*AIM OF THE TASK:*
Please say how many lines of the listing hold "cette", with no other words in the answer.

*INFORMATION GIVEN:*
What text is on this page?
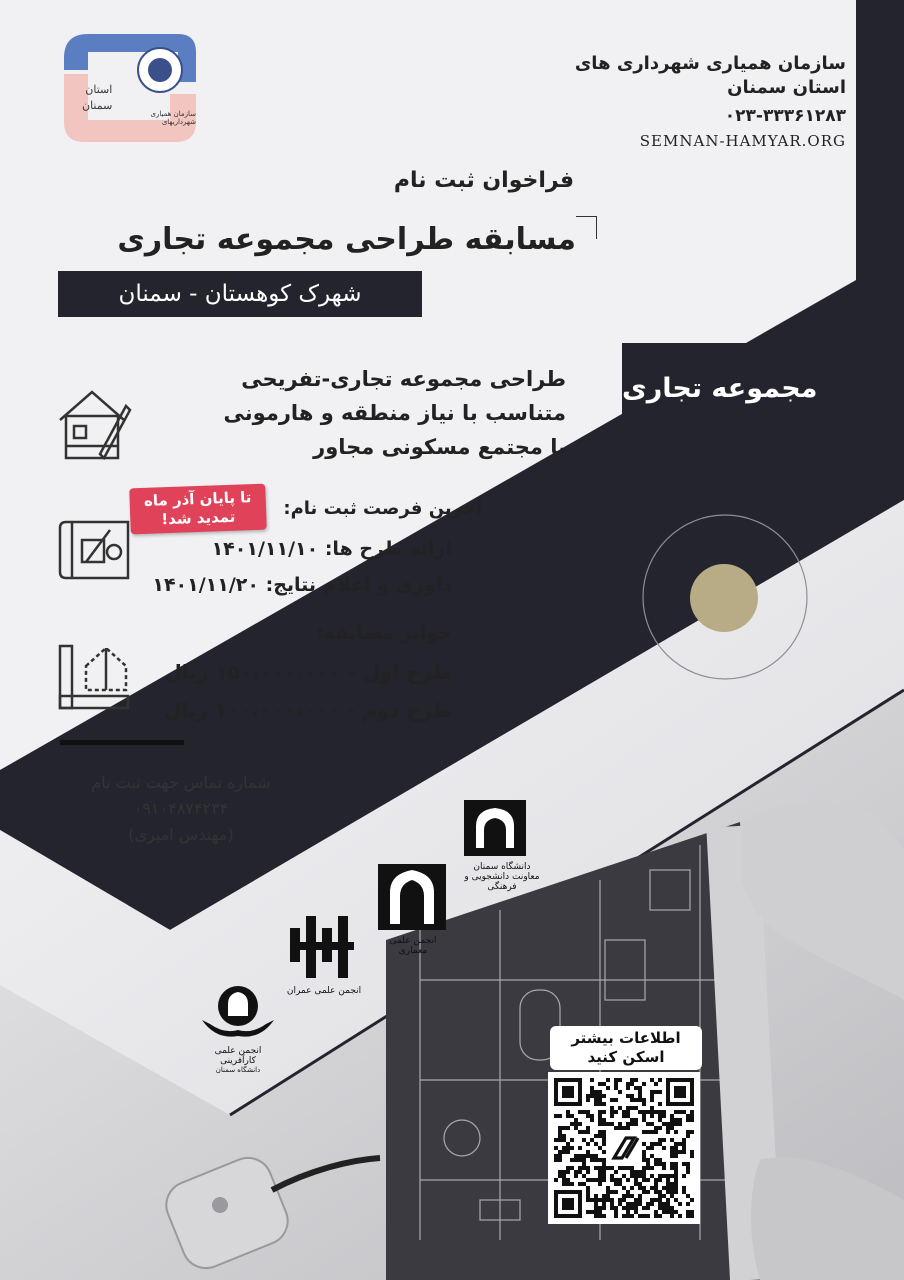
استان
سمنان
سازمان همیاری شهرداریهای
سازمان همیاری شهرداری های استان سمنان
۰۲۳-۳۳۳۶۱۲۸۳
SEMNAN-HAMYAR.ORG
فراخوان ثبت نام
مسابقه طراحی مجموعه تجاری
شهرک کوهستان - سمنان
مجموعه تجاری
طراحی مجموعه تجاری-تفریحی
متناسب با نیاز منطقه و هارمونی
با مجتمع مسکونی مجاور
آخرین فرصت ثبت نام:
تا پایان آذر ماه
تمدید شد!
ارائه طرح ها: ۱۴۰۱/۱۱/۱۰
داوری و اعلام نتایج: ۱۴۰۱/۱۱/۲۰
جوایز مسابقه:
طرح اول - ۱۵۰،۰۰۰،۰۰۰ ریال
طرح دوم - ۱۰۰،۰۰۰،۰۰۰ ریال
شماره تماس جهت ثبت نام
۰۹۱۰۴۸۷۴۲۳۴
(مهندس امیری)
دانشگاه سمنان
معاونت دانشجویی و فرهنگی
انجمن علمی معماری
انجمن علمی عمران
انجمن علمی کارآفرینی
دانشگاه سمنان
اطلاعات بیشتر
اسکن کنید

==

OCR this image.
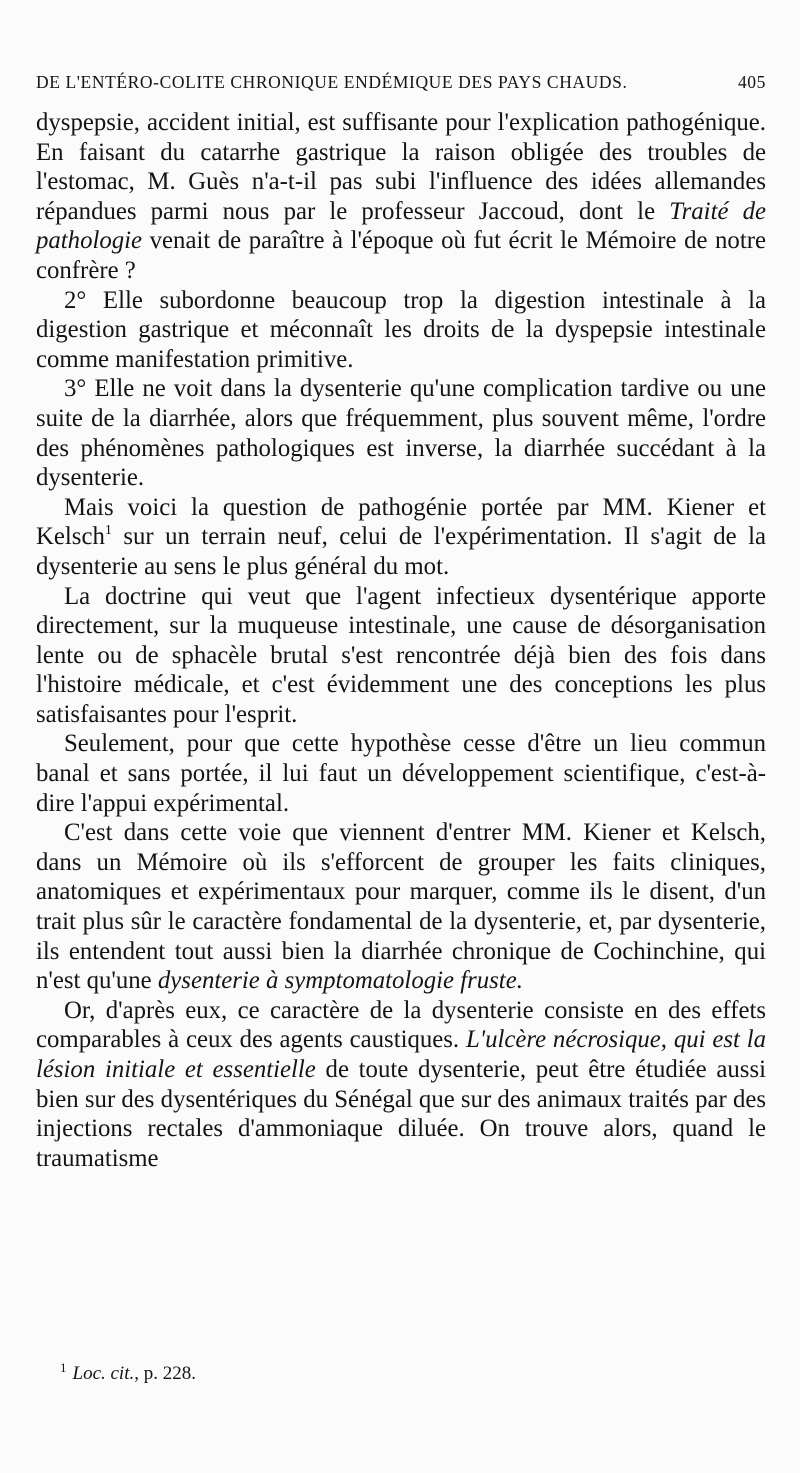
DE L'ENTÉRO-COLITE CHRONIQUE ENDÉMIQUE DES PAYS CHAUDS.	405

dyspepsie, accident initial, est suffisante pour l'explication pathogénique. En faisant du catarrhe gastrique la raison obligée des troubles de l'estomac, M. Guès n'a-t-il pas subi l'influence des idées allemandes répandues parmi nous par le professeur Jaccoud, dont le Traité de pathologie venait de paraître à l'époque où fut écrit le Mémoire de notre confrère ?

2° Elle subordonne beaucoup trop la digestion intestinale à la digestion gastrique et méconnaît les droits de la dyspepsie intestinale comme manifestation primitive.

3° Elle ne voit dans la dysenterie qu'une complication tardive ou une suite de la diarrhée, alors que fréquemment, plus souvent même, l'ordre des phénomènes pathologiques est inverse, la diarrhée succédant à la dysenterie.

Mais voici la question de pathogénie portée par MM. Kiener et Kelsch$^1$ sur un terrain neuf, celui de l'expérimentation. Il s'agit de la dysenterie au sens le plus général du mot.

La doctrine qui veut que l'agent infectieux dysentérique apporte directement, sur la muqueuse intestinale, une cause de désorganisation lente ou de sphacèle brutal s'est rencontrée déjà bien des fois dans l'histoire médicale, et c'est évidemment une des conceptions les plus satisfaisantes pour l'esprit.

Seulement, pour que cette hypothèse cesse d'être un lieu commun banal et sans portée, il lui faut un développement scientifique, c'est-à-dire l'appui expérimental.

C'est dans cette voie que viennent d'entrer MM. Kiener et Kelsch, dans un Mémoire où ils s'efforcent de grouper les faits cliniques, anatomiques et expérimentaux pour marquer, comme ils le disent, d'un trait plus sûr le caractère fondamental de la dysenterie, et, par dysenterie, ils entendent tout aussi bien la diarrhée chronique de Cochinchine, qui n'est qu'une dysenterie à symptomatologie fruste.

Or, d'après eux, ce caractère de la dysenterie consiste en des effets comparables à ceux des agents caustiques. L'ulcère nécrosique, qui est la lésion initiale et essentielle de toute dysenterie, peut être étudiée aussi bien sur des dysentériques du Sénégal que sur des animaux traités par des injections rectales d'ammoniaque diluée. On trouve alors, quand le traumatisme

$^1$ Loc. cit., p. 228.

*WRITTEN SOLUTION:*
2